[Items from a figure collection]
◇ ◇ ◇ ◇ ◇
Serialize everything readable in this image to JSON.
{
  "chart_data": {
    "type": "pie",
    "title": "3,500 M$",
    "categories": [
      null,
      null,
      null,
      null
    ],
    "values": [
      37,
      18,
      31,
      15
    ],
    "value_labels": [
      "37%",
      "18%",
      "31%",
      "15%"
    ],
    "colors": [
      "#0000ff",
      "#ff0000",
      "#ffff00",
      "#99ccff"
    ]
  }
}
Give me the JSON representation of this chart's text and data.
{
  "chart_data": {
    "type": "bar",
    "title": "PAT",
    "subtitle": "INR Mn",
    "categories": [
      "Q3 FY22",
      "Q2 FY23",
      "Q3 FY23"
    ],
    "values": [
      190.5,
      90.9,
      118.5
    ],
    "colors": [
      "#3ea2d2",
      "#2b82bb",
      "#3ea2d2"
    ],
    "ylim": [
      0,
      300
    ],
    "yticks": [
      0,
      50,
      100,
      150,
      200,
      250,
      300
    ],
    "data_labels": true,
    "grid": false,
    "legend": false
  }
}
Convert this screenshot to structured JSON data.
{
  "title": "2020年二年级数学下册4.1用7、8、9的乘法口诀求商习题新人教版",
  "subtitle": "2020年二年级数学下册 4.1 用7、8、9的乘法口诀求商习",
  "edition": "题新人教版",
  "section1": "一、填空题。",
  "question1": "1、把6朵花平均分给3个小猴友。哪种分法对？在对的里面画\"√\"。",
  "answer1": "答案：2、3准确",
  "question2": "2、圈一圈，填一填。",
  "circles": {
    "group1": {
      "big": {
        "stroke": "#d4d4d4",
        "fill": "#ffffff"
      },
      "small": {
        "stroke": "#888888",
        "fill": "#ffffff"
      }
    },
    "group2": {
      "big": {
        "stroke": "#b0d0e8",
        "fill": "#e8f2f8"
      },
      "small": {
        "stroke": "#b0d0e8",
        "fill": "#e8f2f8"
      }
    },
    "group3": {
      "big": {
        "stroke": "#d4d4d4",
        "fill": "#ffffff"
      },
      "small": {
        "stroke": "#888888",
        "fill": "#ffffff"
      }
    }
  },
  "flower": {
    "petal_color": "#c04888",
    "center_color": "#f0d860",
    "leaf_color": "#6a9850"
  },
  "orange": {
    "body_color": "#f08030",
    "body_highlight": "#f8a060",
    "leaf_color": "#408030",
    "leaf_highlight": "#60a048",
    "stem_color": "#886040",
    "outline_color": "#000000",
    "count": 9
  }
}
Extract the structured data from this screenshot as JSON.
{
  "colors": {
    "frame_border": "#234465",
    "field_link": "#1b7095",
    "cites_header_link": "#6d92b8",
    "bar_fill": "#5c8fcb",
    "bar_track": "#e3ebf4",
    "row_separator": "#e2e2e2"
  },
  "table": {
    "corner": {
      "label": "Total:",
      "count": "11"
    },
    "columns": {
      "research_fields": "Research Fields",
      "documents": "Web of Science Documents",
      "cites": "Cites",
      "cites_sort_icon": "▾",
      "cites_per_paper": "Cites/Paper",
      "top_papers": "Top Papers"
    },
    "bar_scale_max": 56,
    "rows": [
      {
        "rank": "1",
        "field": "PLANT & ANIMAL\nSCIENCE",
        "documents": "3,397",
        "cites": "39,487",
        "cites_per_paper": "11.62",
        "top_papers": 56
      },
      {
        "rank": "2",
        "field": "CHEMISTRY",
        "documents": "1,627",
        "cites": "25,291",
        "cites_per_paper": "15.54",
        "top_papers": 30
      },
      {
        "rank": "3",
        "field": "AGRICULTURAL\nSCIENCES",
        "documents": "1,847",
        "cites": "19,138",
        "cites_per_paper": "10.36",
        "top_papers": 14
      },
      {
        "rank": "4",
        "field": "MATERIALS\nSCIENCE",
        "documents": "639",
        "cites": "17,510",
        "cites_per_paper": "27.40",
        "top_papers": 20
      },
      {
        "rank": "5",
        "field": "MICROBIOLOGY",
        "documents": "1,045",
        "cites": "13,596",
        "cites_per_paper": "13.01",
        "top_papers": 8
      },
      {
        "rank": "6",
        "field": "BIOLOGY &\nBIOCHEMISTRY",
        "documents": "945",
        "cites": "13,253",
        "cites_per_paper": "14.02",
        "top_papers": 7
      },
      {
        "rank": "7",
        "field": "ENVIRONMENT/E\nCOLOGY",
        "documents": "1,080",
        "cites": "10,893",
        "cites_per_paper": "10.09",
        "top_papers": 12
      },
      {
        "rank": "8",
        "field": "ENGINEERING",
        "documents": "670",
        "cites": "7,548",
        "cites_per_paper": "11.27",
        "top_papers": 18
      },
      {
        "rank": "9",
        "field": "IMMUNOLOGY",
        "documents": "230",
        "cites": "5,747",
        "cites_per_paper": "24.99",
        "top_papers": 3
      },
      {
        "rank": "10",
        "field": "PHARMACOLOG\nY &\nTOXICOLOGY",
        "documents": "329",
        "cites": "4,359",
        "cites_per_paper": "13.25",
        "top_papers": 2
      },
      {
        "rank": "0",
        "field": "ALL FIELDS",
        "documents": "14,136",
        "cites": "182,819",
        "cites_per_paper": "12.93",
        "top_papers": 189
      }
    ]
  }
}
◇ ◇ ◇ ◇ ◇
**WHAT TO PRODUCE:**
Copy down the material exactly as written.

**COMPLETE ANSWER:**
Serialize everything readable in this image to JSON.
{
  "chart_data": {
    "type": "pie",
    "title": "3,500 M$",
    "categories": [
      null,
      null,
      null,
      null
    ],
    "values": [
      37,
      18,
      31,
      15
    ],
    "value_labels": [
      "37%",
      "18%",
      "31%",
      "15%"
    ],
    "colors": [
      "#0000ff",
      "#ff0000",
      "#ffff00",
      "#99ccff"
    ]
  }
}
Give me the JSON representation of this chart's text and data.
{
  "chart_data": {
    "type": "bar",
    "title": "PAT",
    "subtitle": "INR Mn",
    "categories": [
      "Q3 FY22",
      "Q2 FY23",
      "Q3 FY23"
    ],
    "values": [
      190.5,
      90.9,
      118.5
    ],
    "colors": [
      "#3ea2d2",
      "#2b82bb",
      "#3ea2d2"
    ],
    "ylim": [
      0,
      300
    ],
    "yticks": [
      0,
      50,
      100,
      150,
      200,
      250,
      300
    ],
    "data_labels": true,
    "grid": false,
    "legend": false
  }
}
Convert this screenshot to structured JSON data.
{
  "title": "2020年二年级数学下册4.1用7、8、9的乘法口诀求商习题新人教版",
  "subtitle": "2020年二年级数学下册 4.1 用7、8、9的乘法口诀求商习",
  "edition": "题新人教版",
  "section1": "一、填空题。",
  "question1": "1、把6朵花平均分给3个小猴友。哪种分法对？在对的里面画\"√\"。",
  "answer1": "答案：2、3准确",
  "question2": "2、圈一圈，填一填。",
  "circles": {
    "group1": {
      "big": {
        "stroke": "#d4d4d4",
        "fill": "#ffffff"
      },
      "small": {
        "stroke": "#888888",
        "fill": "#ffffff"
      }
    },
    "group2": {
      "big": {
        "stroke": "#b0d0e8",
        "fill": "#e8f2f8"
      },
      "small": {
        "stroke": "#b0d0e8",
        "fill": "#e8f2f8"
      }
    },
    "group3": {
      "big": {
        "stroke": "#d4d4d4",
        "fill": "#ffffff"
      },
      "small": {
        "stroke": "#888888",
        "fill": "#ffffff"
      }
    }
  },
  "flower": {
    "petal_color": "#c04888",
    "center_color": "#f0d860",
    "leaf_color": "#6a9850"
  },
  "orange": {
    "body_color": "#f08030",
    "body_highlight": "#f8a060",
    "leaf_color": "#408030",
    "leaf_highlight": "#60a048",
    "stem_color": "#886040",
    "outline_color": "#000000",
    "count": 9
  }
}
Extract the structured data from this screenshot as JSON.
{
  "colors": {
    "frame_border": "#234465",
    "field_link": "#1b7095",
    "cites_header_link": "#6d92b8",
    "bar_fill": "#5c8fcb",
    "bar_track": "#e3ebf4",
    "row_separator": "#e2e2e2"
  },
  "table": {
    "corner": {
      "label": "Total:",
      "count": "11"
    },
    "columns": {
      "research_fields": "Research Fields",
      "documents": "Web of Science Documents",
      "cites": "Cites",
      "cites_sort_icon": "▾",
      "cites_per_paper": "Cites/Paper",
      "top_papers": "Top Papers"
    },
    "bar_scale_max": 56,
    "rows": [
      {
        "rank": "1",
        "field": "PLANT & ANIMAL\nSCIENCE",
        "documents": "3,397",
        "cites": "39,487",
        "cites_per_paper": "11.62",
        "top_papers": 56
      },
      {
        "rank": "2",
        "field": "CHEMISTRY",
        "documents": "1,627",
        "cites": "25,291",
        "cites_per_paper": "15.54",
        "top_papers": 30
      },
      {
        "rank": "3",
        "field": "AGRICULTURAL\nSCIENCES",
        "documents": "1,847",
        "cites": "19,138",
        "cites_per_paper": "10.36",
        "top_papers": 14
      },
      {
        "rank": "4",
        "field": "MATERIALS\nSCIENCE",
        "documents": "639",
        "cites": "17,510",
        "cites_per_paper": "27.40",
        "top_papers": 20
      },
      {
        "rank": "5",
        "field": "MICROBIOLOGY",
        "documents": "1,045",
        "cites": "13,596",
        "cites_per_paper": "13.01",
        "top_papers": 8
      },
      {
        "rank": "6",
        "field": "BIOLOGY &\nBIOCHEMISTRY",
        "documents": "945",
        "cites": "13,253",
        "cites_per_paper": "14.02",
        "top_papers": 7
      },
      {
        "rank": "7",
        "field": "ENVIRONMENT/E\nCOLOGY",
        "documents": "1,080",
        "cites": "10,893",
        "cites_per_paper": "10.09",
        "top_papers": 12
      },
      {
        "rank": "8",
        "field": "ENGINEERING",
        "documents": "670",
        "cites": "7,548",
        "cites_per_paper": "11.27",
        "top_papers": 18
      },
      {
        "rank": "9",
        "field": "IMMUNOLOGY",
        "documents": "230",
        "cites": "5,747",
        "cites_per_paper": "24.99",
        "top_papers": 3
      },
      {
        "rank": "10",
        "field": "PHARMACOLOG\nY &\nTOXICOLOGY",
        "documents": "329",
        "cites": "4,359",
        "cites_per_paper": "13.25",
        "top_papers": 2
      },
      {
        "rank": "0",
        "field": "ALL FIELDS",
        "documents": "14,136",
        "cites": "182,819",
        "cites_per_paper": "12.93",
        "top_papers": 189
      }
    ]
  }
}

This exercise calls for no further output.